◆ **COMPLETE THE FOLLOWING**
1. Reproduce the passage on AI-generated code and vibe coding word for word, starting at "CodeRabbit analyzed 470" up to and including "disasters in production.".
2. Pick up the passage on AI-generated code and vibe coding after its last sentence and keep writing it.

◆ **DOCUMENT EXTRACT**
________________________________________

Veracode tested over 100 LLMs across Java, Python, C#, and JavaScript. Forty-five percent of AI-generated code contains OWASP Top 10 security vulnerabilities. That number hasn't changed in two years of model releases. Syntax correctness climbed to 95%. Security pass rates stayed at 55%. The models got dramatically better at writing code that compiles and not at all better at writing code that's safe.

CodeRabbit analyzed 470 open-source GitHub PRs in December 2025. AI co-authored code had 1.7x more issues overall and 2.74x more cross-site scripting flaws. Torvalds called vibe coding "horrible for maintenance." Andrew Ng, who built Google Brain and describes himself as an AI enthusiast, called the term "misleading" and said AI coding is "a deeply intellectual exercise." Sixteen out of eighteen CTOs in one survey reported vibe coding disasters in production.

The Line Nobody Draws

Here's what frustrates me about this debate. The anti-vibe articles are mostly written by people who barely use AI tools. They argue from theory. Easy to dismiss. The pro-vibe articles come from people selling tools or building throwaway prototypes. They cherry-pick the easy wins and generalize to all development.

Nobody draws the line clearly.

So let me try. AI-assisted development and vibe coding are not the same thing. The difference comes down to one question: do you understand what the AI wrote?

If you use Claude Code to draft a function, read every line, run tests, check edge cases, and rewrite the parts that don't hold up, that's assisted development. I do this hundreds of times a day. It's genuinely useful.

If you accept AI output, ship it, and move on because it compiled and the demo works, that's vibe coding. I did this with forget(). I did this with the April 9th blog post. Both times, the failure was silent. The code worked syntactically and failed semantically. No crash. No red text. Just wrong behavior that I didn't notice for days.

________________________________________

◆ **EXTRACTED RECORDS**

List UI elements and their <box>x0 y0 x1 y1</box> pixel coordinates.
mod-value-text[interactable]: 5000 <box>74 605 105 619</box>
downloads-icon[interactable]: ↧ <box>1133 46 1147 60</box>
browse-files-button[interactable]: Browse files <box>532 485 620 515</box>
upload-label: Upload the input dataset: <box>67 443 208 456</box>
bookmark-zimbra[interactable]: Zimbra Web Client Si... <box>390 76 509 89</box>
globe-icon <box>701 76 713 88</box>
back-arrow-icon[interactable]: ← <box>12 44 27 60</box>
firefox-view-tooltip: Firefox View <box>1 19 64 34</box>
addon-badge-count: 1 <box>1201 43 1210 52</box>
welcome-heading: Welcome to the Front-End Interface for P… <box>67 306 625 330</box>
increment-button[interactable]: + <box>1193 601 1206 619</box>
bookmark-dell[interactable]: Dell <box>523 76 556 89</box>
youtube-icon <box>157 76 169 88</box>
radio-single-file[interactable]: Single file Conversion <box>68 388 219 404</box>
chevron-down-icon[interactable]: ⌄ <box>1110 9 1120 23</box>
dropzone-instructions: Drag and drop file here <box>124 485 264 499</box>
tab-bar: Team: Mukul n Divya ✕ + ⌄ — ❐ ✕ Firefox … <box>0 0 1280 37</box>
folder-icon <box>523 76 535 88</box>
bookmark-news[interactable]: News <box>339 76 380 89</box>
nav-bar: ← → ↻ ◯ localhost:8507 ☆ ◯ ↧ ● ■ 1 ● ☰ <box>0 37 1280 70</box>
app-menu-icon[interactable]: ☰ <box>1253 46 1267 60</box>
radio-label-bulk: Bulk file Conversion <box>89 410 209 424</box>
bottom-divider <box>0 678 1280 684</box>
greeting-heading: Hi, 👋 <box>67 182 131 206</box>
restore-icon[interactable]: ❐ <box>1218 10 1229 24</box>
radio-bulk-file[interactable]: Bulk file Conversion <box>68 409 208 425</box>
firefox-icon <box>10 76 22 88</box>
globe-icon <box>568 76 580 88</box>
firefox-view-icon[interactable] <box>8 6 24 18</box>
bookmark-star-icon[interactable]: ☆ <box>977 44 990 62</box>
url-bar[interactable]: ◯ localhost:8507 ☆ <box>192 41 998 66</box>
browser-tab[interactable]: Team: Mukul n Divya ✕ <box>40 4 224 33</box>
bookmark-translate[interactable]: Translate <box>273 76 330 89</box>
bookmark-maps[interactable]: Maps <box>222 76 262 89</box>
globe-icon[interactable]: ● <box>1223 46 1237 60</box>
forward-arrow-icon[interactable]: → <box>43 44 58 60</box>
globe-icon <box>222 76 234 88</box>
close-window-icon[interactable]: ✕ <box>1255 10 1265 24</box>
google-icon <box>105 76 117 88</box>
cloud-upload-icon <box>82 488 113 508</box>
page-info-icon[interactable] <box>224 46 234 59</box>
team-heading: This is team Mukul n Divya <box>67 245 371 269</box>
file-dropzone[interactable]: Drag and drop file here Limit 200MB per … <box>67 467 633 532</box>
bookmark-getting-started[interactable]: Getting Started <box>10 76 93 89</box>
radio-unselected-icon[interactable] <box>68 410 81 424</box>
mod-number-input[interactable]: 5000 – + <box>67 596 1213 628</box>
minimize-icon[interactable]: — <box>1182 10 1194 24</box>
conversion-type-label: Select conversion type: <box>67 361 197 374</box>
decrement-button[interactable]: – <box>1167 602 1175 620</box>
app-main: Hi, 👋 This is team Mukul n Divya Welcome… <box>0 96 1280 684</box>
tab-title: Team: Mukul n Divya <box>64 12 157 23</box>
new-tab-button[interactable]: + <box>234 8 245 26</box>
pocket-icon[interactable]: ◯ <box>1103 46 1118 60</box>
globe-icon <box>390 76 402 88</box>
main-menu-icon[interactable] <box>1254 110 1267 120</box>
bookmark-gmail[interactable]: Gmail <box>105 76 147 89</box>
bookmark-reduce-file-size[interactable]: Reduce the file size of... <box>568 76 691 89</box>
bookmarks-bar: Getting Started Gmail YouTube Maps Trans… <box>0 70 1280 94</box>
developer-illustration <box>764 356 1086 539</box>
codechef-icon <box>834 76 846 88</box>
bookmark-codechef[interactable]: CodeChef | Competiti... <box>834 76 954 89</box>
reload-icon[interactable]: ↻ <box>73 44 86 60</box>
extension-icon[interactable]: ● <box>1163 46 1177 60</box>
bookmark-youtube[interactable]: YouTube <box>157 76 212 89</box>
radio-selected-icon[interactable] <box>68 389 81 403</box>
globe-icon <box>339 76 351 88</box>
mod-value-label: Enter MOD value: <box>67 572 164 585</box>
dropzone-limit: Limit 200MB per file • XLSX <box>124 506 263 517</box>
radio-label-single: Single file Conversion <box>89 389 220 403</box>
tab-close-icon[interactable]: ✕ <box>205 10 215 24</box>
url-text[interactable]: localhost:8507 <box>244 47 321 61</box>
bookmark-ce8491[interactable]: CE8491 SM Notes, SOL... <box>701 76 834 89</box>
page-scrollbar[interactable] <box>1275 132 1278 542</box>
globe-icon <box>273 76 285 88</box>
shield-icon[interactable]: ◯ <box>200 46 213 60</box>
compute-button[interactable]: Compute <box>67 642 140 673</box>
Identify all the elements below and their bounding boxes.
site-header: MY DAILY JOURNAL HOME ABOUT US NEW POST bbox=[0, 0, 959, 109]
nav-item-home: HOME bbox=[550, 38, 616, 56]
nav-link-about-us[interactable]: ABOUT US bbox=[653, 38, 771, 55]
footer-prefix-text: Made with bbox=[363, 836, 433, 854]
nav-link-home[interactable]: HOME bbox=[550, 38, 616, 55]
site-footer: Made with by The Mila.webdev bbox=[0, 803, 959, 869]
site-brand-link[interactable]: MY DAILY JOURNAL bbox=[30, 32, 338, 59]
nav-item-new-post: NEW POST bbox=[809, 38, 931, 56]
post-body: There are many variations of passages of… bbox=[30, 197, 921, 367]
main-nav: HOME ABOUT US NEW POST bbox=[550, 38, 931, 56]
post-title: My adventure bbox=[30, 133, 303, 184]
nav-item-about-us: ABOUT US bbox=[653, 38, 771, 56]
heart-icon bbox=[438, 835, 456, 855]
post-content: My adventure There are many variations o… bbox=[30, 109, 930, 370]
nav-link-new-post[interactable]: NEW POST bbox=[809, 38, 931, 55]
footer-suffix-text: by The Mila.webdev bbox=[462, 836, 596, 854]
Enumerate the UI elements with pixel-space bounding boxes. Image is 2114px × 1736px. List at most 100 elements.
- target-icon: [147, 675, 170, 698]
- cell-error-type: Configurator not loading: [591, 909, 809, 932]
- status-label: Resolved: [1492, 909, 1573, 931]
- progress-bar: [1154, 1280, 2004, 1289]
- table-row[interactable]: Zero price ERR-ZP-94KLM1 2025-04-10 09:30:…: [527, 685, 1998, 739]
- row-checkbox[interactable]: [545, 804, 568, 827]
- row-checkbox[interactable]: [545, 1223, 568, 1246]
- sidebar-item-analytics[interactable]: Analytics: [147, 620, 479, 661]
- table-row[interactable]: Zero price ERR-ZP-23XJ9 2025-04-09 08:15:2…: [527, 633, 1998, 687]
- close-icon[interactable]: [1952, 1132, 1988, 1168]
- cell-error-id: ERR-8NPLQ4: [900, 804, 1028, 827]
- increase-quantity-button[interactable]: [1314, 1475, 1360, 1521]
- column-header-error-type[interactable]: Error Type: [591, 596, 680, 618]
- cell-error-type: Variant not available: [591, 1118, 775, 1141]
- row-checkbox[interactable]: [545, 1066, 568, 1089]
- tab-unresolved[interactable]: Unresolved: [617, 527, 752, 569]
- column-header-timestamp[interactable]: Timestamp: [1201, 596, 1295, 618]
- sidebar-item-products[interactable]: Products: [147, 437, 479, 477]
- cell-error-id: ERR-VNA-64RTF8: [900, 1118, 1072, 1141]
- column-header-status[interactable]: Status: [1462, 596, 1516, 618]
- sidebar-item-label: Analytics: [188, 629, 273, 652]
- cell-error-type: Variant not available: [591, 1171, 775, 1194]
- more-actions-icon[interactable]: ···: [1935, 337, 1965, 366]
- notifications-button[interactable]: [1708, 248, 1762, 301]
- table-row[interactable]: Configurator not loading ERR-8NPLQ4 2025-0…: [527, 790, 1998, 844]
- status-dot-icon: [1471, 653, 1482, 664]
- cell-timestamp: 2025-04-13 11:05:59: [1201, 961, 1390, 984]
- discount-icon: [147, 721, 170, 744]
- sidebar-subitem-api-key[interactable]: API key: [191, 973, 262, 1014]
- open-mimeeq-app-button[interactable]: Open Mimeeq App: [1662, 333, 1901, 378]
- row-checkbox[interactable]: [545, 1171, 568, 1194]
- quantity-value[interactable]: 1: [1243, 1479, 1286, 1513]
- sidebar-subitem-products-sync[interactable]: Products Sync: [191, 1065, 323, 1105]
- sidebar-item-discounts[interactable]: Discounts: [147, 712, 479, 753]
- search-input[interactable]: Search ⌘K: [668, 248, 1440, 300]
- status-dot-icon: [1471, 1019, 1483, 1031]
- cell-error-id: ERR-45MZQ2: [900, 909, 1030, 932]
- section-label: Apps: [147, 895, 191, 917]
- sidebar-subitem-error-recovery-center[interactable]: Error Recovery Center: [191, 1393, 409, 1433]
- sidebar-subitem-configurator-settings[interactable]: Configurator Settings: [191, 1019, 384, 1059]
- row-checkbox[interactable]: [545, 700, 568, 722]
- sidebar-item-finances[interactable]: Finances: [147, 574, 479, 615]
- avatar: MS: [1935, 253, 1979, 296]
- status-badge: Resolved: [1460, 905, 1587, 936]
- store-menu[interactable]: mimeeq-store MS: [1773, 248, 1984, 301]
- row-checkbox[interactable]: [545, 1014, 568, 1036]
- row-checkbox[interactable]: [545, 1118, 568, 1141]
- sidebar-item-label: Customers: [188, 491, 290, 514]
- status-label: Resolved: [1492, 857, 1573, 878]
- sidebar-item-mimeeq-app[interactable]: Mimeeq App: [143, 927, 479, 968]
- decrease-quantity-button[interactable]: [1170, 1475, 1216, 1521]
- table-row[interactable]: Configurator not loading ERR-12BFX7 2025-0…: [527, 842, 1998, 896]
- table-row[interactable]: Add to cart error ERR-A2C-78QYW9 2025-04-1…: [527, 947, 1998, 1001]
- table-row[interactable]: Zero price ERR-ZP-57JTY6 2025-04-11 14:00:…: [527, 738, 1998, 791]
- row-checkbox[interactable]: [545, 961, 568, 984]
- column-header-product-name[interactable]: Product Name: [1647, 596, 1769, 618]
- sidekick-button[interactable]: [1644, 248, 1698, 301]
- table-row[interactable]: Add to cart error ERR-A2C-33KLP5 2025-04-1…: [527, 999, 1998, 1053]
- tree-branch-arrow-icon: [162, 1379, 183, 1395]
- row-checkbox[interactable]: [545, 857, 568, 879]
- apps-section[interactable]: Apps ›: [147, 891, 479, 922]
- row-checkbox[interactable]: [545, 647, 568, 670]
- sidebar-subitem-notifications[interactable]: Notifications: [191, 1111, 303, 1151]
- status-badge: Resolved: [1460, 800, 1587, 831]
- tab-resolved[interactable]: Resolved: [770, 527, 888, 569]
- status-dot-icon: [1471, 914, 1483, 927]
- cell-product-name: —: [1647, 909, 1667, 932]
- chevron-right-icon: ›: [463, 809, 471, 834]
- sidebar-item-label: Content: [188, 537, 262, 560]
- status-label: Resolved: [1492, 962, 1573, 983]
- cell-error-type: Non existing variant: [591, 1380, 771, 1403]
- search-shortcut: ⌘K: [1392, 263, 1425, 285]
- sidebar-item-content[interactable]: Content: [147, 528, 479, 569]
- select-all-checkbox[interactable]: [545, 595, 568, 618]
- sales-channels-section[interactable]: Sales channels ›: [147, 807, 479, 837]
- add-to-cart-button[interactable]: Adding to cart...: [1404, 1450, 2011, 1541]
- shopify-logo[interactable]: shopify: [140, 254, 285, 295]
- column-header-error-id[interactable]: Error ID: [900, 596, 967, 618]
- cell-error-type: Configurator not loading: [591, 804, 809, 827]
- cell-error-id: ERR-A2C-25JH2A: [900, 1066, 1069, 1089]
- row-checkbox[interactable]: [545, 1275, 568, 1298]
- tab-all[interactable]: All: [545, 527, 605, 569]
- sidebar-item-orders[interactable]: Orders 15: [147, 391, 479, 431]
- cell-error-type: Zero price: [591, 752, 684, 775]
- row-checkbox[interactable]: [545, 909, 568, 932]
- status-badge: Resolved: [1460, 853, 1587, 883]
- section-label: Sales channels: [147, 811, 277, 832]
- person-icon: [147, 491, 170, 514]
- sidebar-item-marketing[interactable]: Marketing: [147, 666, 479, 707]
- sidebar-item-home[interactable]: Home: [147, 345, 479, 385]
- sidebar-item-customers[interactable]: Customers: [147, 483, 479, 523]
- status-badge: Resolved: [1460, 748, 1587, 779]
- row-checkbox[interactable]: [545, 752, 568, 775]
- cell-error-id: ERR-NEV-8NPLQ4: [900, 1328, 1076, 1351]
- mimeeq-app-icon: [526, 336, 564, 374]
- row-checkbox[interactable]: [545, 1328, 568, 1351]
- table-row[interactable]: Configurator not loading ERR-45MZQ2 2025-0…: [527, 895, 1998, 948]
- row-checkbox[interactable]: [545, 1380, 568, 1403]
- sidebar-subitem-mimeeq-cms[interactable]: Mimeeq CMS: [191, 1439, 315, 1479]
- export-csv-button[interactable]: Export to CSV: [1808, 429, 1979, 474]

________________________________________

◆ **ANSWERS FOR EACH ITEM**
1.
CodeRabbit analyzed 470 open-source GitHub PRs in December 2025. AI co-authored code had 1.7x more issues overall and 2.74x more cross-site scripting flaws. Torvalds called vibe coding "horrible for maintenance." Andrew Ng, who built Google Brain and describes himself as an AI enthusiast, called the term "misleading" and said AI coding is "a deeply intellectual exercise." Sixteen out of eighteen CTOs in one survey reported vibe coding disasters in production.

2.
That silent failure mode is what makes vibe coding dangerous. Yes, AI writes insecure code (45% of the time, it literally does). But the deeper problem is the plausible code. The code that passes every shallow check. It compiles. It runs. It handles the happy path. Then it fails in production, or worse, fails silently for five days while you assume it's working.

What I Do Instead

My systems aren't vibe-coded. They're verification-layered.

Ouija has 896 tests not because I love writing tests. It has 896 tests because every time I accepted AI output without testing it, something broke within a week. The harness isn't optional. It's the whole point.

GhostWriter now runs a 5-dimension eval harness that scores every draft before it ships: voice match, internal link budget, criticism depth, humanization score, factual grounding. If any dimension fails, the draft gets rewritten from scratch. Not patched. Rewritten. That harness exists because April 9th happened.

For Mission Control, I built PreToolUse hooks that intercept dangerous commands before execution. A regex deny-first gate plus tree-sitter AST analysis, posting to a Unix domain socket with mode 0600. Dangerous bash gets permissionDecision:"ask". Safe bash gets continue:true.

None of this is vibing. It's treating AI output like untrusted input and building the verification layer that the tools themselves don't ship with.

I'm Not Where I Should Be Either

Here's the part I'm still not comfortable with. I run Claude Code with --dangerously-skip-permissions. The flag name is a warning. I know it's wrong. I'm literally building the replacement, and I still use the unsafe mode because the safe alternative (clicking "allow" 200 times per session) is unusable.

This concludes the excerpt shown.